• WHAT IS ASKED
Images embedded in the records are excluded; print everything else exactly as given.

• Collected data

▬▬▬▬▬▬

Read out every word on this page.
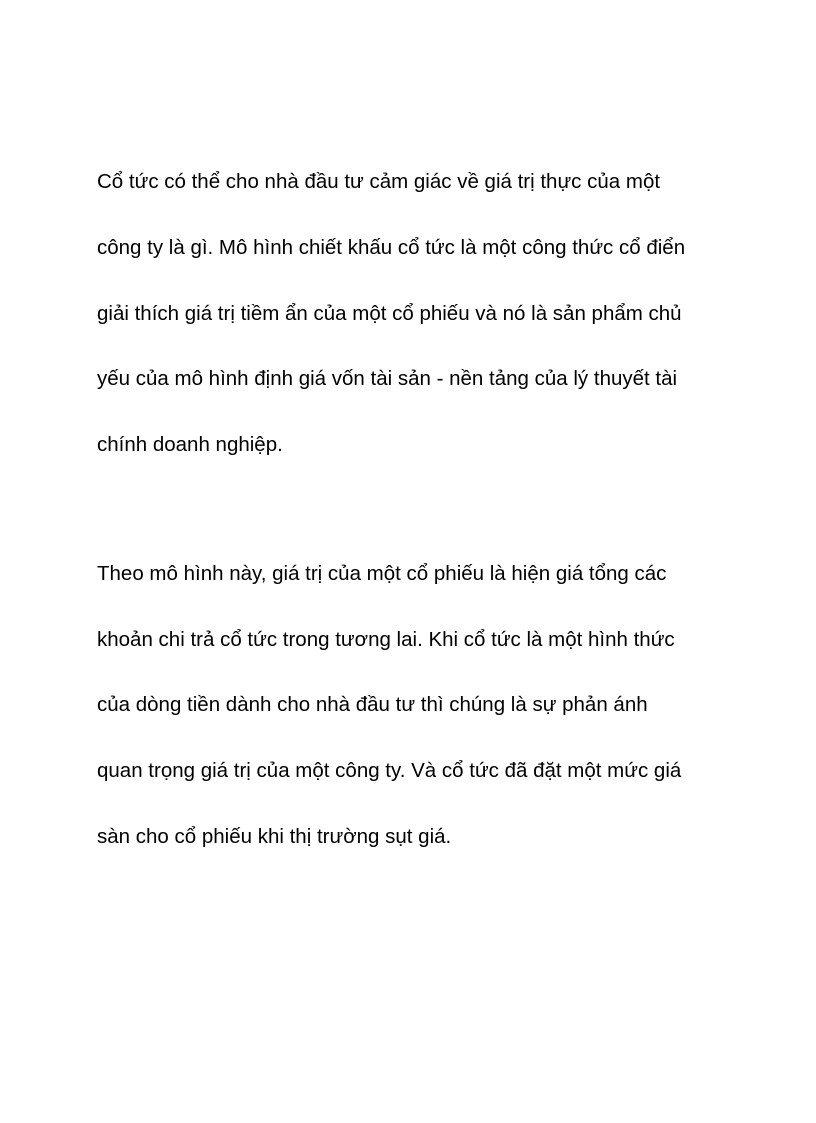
Cổ tức có thể cho nhà đầu tư cảm giác về giá trị thực của một

công ty là gì. Mô hình chiết khấu cổ tức là một công thức cổ điển

giải thích giá trị tiềm ẩn của một cổ phiếu và nó là sản phẩm chủ

yếu của mô hình định giá vốn tài sản - nền tảng của lý thuyết tài

chính doanh nghiệp.

Theo mô hình này, giá trị của một cổ phiếu là hiện giá tổng các

khoản chi trả cổ tức trong tương lai. Khi cổ tức là một hình thức

của dòng tiền dành cho nhà đầu tư thì chúng là sự phản ánh

quan trọng giá trị của một công ty. Và cổ tức đã đặt một mức giá

sàn cho cổ phiếu khi thị trường sụt giá.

▬▬▬▬▬▬

• RESULT OF THIS EXERCISE
Read out every word on this page.
Cổ tức có thể cho nhà đầu tư cảm giác về giá trị thực của một

công ty là gì. Mô hình chiết khấu cổ tức là một công thức cổ điển

giải thích giá trị tiềm ẩn của một cổ phiếu và nó là sản phẩm chủ

yếu của mô hình định giá vốn tài sản - nền tảng của lý thuyết tài

chính doanh nghiệp.

Theo mô hình này, giá trị của một cổ phiếu là hiện giá tổng các

khoản chi trả cổ tức trong tương lai. Khi cổ tức là một hình thức

của dòng tiền dành cho nhà đầu tư thì chúng là sự phản ánh

quan trọng giá trị của một công ty. Và cổ tức đã đặt một mức giá

sàn cho cổ phiếu khi thị trường sụt giá.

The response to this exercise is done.